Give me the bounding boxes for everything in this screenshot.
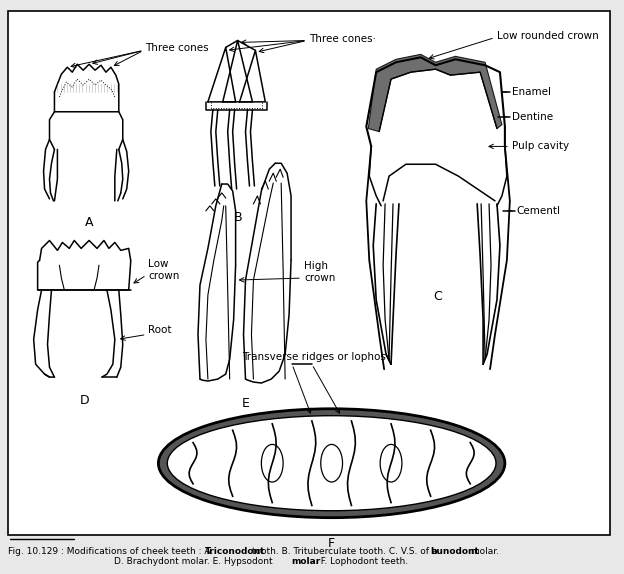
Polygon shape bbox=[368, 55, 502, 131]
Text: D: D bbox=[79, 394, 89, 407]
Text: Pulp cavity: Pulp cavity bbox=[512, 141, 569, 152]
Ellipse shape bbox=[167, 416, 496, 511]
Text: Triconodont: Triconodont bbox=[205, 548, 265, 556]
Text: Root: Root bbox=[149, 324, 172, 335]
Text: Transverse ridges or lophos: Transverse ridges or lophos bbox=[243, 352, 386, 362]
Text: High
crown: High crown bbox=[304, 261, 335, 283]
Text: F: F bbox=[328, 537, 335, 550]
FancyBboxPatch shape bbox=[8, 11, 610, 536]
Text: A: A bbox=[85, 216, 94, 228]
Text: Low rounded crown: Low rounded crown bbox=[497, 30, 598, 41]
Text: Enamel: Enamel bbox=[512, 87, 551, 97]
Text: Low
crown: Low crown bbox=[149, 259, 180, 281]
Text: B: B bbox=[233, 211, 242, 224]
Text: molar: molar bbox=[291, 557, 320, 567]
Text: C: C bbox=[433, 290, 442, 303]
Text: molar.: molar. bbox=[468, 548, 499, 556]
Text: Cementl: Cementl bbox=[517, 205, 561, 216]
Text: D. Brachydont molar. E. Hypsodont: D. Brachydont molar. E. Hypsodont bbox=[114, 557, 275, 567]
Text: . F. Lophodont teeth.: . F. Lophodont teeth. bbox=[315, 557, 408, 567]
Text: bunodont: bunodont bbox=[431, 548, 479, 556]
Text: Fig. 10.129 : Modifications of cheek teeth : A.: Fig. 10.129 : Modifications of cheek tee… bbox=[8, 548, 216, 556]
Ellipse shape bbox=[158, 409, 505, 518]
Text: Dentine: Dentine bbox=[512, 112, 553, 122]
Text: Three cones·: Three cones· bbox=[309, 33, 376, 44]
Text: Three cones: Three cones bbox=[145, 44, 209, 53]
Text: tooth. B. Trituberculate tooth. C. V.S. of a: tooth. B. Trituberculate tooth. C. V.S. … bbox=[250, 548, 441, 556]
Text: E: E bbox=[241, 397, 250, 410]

= = = = =

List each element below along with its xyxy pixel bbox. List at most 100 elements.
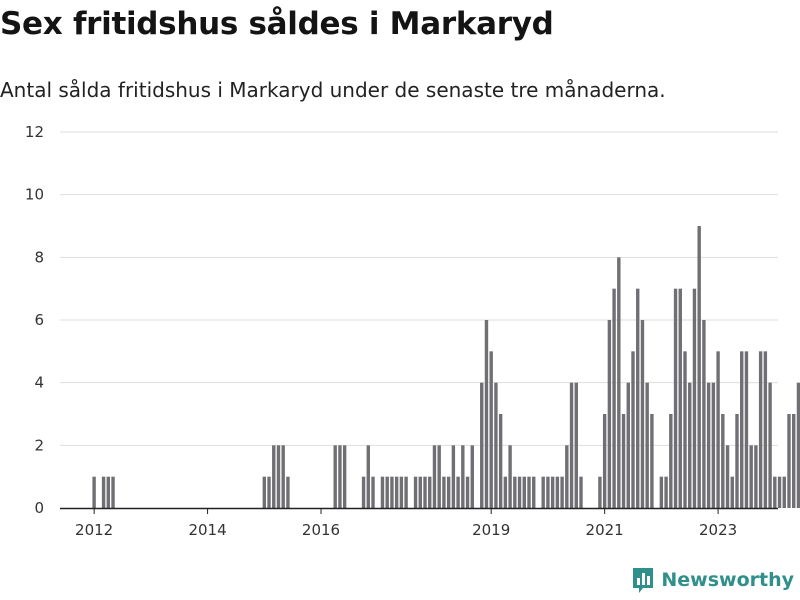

= = = = =

What is required: Can you give back the part of the rows that opens with the line containing "Give me the" and closes with the line containing "Text: Three cones·: Three", with "Ellipse" replaced by "Oval" and everything else unchanged? Leave the pictures out of your answer.

Result:
Give me the bounding boxes for everything in this screenshot.
Polygon shape bbox=[368, 55, 502, 131]
Text: D: D bbox=[79, 394, 89, 407]
Text: Pulp cavity: Pulp cavity bbox=[512, 141, 569, 152]
Oval shape bbox=[167, 416, 496, 511]
Text: Triconodont: Triconodont bbox=[205, 548, 265, 556]
Text: Root: Root bbox=[149, 324, 172, 335]
Text: Transverse ridges or lophos: Transverse ridges or lophos bbox=[243, 352, 386, 362]
Text: High
crown: High crown bbox=[304, 261, 335, 283]
Text: F: F bbox=[328, 537, 335, 550]
FancyBboxPatch shape bbox=[8, 11, 610, 536]
Text: A: A bbox=[85, 216, 94, 228]
Text: Low rounded crown: Low rounded crown bbox=[497, 30, 598, 41]
Text: Enamel: Enamel bbox=[512, 87, 551, 97]
Text: Low
crown: Low crown bbox=[149, 259, 180, 281]
Text: B: B bbox=[233, 211, 242, 224]
Text: molar: molar bbox=[291, 557, 320, 567]
Text: C: C bbox=[433, 290, 442, 303]
Text: molar.: molar. bbox=[468, 548, 499, 556]
Text: Cementl: Cementl bbox=[517, 205, 561, 216]
Text: D. Brachydont molar. E. Hypsodont: D. Brachydont molar. E. Hypsodont bbox=[114, 557, 275, 567]
Text: . F. Lophodont teeth.: . F. Lophodont teeth. bbox=[315, 557, 408, 567]
Text: bunodont: bunodont bbox=[431, 548, 479, 556]
Text: Fig. 10.129 : Modifications of cheek teeth : A.: Fig. 10.129 : Modifications of cheek tee… bbox=[8, 548, 216, 556]
Oval shape bbox=[158, 409, 505, 518]
Text: Dentine: Dentine bbox=[512, 112, 553, 122]
Text: Three cones·: Three cones· bbox=[309, 33, 376, 44]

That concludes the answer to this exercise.